### Listing
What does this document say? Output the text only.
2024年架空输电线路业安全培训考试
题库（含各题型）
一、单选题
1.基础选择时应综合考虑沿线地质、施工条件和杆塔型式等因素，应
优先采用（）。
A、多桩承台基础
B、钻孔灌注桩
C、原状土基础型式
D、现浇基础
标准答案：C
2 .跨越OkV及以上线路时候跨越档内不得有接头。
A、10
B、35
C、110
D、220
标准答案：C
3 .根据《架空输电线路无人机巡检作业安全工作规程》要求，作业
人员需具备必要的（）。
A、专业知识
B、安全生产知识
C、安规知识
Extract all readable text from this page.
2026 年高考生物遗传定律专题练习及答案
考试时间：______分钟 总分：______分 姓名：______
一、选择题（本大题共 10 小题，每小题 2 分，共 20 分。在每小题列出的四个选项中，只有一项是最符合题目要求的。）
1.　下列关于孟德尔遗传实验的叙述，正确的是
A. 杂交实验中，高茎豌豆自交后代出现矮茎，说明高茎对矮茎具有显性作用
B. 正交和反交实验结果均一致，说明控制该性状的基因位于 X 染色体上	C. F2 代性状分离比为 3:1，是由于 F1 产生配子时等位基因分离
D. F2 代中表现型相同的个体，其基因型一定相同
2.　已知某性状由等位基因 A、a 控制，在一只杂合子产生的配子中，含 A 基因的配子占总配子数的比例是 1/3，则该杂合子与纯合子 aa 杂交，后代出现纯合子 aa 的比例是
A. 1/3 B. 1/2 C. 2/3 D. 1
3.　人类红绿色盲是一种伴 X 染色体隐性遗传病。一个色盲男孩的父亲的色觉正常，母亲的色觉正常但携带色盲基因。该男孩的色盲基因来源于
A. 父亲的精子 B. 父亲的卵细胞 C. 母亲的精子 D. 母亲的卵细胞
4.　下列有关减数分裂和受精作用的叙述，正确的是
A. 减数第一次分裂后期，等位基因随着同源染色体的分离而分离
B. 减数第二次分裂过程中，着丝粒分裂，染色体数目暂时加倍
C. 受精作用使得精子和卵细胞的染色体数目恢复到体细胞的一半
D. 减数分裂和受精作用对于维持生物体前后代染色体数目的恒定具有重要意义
######
- [Work to do] Extract each line of the material exactly as it stands.

- [Correct answer]
What does this document say? Output the text only.
2024年架空输电线路业安全培训考试
题库（含各题型）
一、单选题
1.基础选择时应综合考虑沿线地质、施工条件和杆塔型式等因素，应
优先采用（）。
A、多桩承台基础
B、钻孔灌注桩
C、原状土基础型式
D、现浇基础
标准答案：C
2 .跨越OkV及以上线路时候跨越档内不得有接头。
A、10
B、35
C、110
D、220
标准答案：C
3 .根据《架空输电线路无人机巡检作业安全工作规程》要求，作业
人员需具备必要的（）。
A、专业知识
B、安全生产知识
C、安规知识
Extract all readable text from this page.
2026 年高考生物遗传定律专题练习及答案
考试时间：______分钟 总分：______分 姓名：______
一、选择题（本大题共 10 小题，每小题 2 分，共 20 分。在每小题列出的四个选项中，只有一项是最符合题目要求的。）
1.　下列关于孟德尔遗传实验的叙述，正确的是
A. 杂交实验中，高茎豌豆自交后代出现矮茎，说明高茎对矮茎具有显性作用
B. 正交和反交实验结果均一致，说明控制该性状的基因位于 X 染色体上	C. F2 代性状分离比为 3:1，是由于 F1 产生配子时等位基因分离
D. F2 代中表现型相同的个体，其基因型一定相同
2.　已知某性状由等位基因 A、a 控制，在一只杂合子产生的配子中，含 A 基因的配子占总配子数的比例是 1/3，则该杂合子与纯合子 aa 杂交，后代出现纯合子 aa 的比例是
A. 1/3 B. 1/2 C. 2/3 D. 1
3.　人类红绿色盲是一种伴 X 染色体隐性遗传病。一个色盲男孩的父亲的色觉正常，母亲的色觉正常但携带色盲基因。该男孩的色盲基因来源于
A. 父亲的精子 B. 父亲的卵细胞 C. 母亲的精子 D. 母亲的卵细胞
4.　下列有关减数分裂和受精作用的叙述，正确的是
A. 减数第一次分裂后期，等位基因随着同源染色体的分离而分离
B. 减数第二次分裂过程中，着丝粒分裂，染色体数目暂时加倍
C. 受精作用使得精子和卵细胞的染色体数目恢复到体细胞的一半
D. 减数分裂和受精作用对于维持生物体前后代染色体数目的恒定具有重要意义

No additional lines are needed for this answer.